◆ **Task objective**:
Show each line that has the string "Итого" in it.

◆ **Dataset records**:
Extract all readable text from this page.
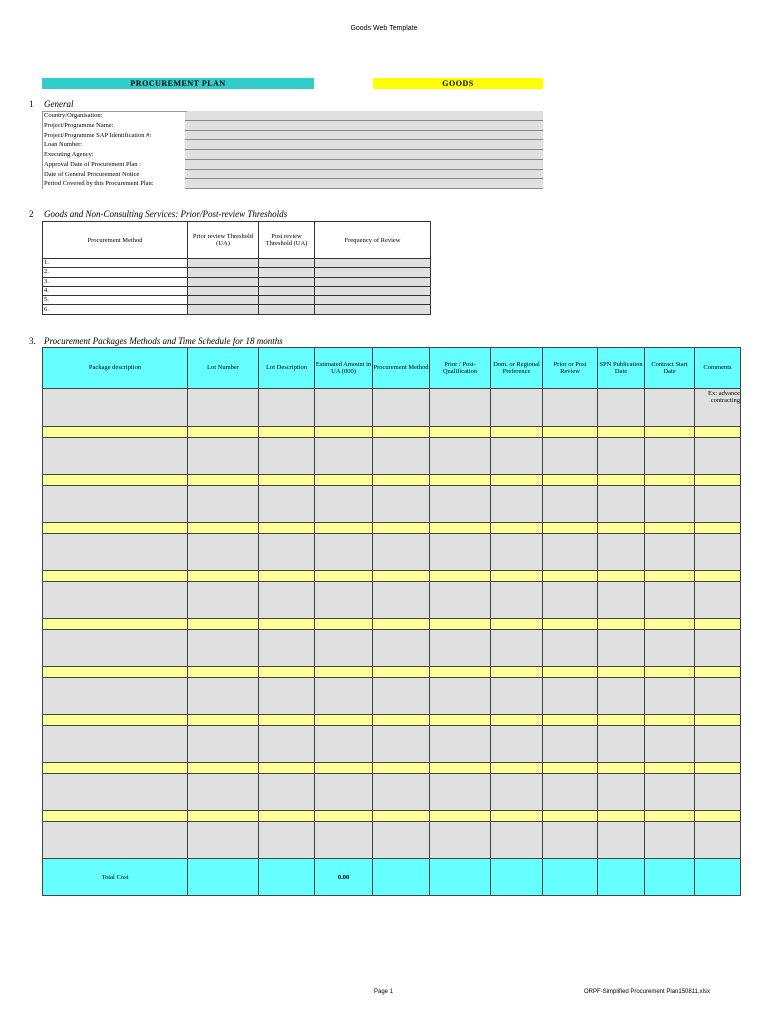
Goods Web Template
PROCUREMENT PLAN	GOODS
1 General
Country/Organisation:
Project/Programme Name:
Project/Programme SAP Identification #:
Loan Number:
Executing Agency:
Approval Date of Procurement Plan :
Date of General Procurement Notice
Period Covered by this Procurement Plan:
2 Goods and Non-Consulting Services: Prior/Post-review Thresholds
Procurement Method	Prior review Threshold (UA)	Post review Threshold (UA)	Frequency of Review
1.			
2.			
3.			
4.			
5.			
6.			
3. Procurement Packages Methods and Time Schedule for 18 months
Package description	Lot Number	Lot Description	Estimated Amount in UA (000)	Procurement Method	Prior / Post-Qualification	Dom. or Regional Preference	Prior or Post Review	SPN Publication Date	Contract Start Date	Comments
										Ex: advance contracting

Total Cost			0.00							
Page 1	ORPF-Simplified Procurement Plan150811.xlsx
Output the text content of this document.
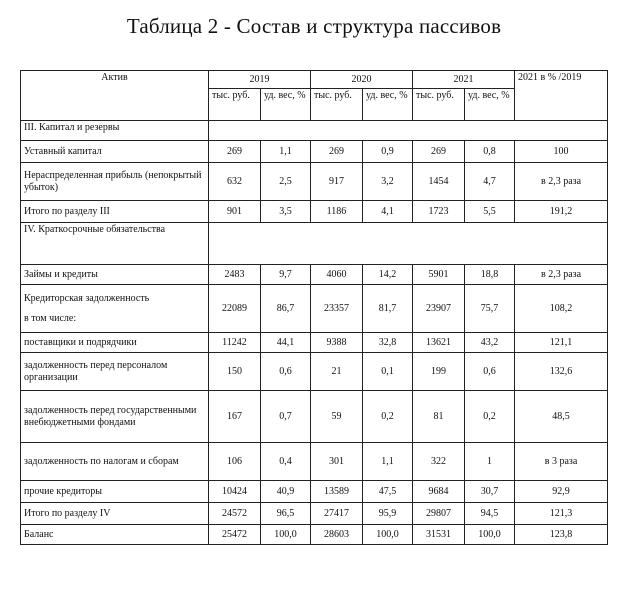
Таблица 2 - Состав и структура пассивов
Актив	2019		2020		2021		2021 в % /2019
	тыс. руб.	уд. вес, %	тыс. руб.	уд. вес, %	тыс. руб.	уд. вес, %	
III. Капитал и резервы							
Уставный капитал	269	1,1	269	0,9	269	0,8	100
Нераспределенная прибыль (непокрытый убыток)	632	2,5	917	3,2	1454	4,7	в 2,3 раза
Итого по разделу III	901	3,5	1186	4,1	1723	5,5	191,2
IV. Краткосрочные обязательства							
Займы и кредиты	2483	9,7	4060	14,2	5901	18,8	в 2,3 раза
Кредиторская задолженность
в том числе:	22089	86,7	23357	81,7	23907	75,7	108,2
поставщики и подрядчики	11242	44,1	9388	32,8	13621	43,2	121,1
задолженность перед персоналом организации	150	0,6	21	0,1	199	0,6	132,6
задолженность перед государственными внебюджетными фондами	167	0,7	59	0,2	81	0,2	48,5
задолженность по налогам и сборам	106	0,4	301	1,1	322	1	в 3 раза
прочие кредиторы	10424	40,9	13589	47,5	9684	30,7	92,9
Итого по разделу IV	24572	96,5	27417	95,9	29807	94,5	121,3
Баланс	25472	100,0	28603	100,0	31531	100,0	123,8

◆ **Exercise solution**:
Итого по разделу III	901	3,5	1186	4,1	1723	5,5	191,2
Итого по разделу IV	24572	96,5	27417	95,9	29807	94,5	121,3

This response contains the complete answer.